Locate every line in the records below that contains the word "哀者胜矣", and copy each one.
* BEGIN Data supplied *
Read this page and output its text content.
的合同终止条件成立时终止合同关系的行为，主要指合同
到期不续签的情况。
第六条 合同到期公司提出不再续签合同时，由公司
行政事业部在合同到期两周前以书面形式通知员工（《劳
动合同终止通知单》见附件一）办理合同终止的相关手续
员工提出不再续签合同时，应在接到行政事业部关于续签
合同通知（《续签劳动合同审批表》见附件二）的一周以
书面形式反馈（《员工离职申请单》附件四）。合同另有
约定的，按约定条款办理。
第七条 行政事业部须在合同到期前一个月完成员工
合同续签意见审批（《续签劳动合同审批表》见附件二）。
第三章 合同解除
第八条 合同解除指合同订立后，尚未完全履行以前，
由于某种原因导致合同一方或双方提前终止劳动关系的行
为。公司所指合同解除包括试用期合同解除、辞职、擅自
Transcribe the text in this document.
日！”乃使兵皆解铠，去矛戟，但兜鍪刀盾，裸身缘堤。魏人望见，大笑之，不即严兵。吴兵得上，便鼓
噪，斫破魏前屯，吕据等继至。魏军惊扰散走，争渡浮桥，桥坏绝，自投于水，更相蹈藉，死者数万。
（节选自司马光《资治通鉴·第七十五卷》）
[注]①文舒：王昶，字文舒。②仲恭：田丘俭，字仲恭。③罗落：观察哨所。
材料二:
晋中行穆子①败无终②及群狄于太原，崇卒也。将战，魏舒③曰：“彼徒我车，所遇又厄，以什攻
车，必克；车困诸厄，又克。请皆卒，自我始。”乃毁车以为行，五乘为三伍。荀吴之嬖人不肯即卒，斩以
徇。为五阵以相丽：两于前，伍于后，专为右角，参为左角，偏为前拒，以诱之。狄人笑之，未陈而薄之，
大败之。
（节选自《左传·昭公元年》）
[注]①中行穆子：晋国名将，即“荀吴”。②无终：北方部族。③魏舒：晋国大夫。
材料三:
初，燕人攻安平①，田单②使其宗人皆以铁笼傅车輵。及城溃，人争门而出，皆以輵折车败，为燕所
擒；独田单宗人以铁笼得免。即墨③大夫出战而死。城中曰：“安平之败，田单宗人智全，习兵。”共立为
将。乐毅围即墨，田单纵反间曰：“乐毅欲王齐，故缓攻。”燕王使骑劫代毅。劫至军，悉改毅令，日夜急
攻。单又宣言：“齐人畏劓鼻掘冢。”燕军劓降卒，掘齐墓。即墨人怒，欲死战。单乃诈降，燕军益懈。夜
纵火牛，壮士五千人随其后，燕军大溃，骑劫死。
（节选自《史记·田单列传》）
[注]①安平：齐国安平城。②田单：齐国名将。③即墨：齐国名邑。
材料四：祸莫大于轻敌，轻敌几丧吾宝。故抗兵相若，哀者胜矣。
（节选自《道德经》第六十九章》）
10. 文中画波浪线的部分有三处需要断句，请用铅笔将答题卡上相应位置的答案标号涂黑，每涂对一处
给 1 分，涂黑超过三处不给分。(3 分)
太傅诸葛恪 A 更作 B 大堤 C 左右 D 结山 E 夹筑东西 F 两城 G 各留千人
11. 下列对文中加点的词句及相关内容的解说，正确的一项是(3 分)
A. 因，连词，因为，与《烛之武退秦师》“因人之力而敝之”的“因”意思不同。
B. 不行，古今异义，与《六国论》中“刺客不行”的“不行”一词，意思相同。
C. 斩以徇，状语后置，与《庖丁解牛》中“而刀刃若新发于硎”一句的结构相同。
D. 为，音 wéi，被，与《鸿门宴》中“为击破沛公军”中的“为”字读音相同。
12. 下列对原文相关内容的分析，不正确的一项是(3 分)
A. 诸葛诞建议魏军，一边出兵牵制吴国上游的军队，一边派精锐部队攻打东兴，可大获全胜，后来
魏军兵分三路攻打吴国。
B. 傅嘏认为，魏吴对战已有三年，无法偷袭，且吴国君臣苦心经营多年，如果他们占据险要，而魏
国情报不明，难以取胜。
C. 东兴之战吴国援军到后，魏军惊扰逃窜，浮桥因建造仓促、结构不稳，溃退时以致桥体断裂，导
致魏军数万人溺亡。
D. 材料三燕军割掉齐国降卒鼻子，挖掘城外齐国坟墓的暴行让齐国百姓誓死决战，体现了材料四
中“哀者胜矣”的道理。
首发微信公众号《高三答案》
* END Data supplied *
## [Answer to the task]
材料四：祸莫大于轻敌，轻敌几丧吾宝。故抗兵相若，哀者胜矣。
中“哀者胜矣”的道理。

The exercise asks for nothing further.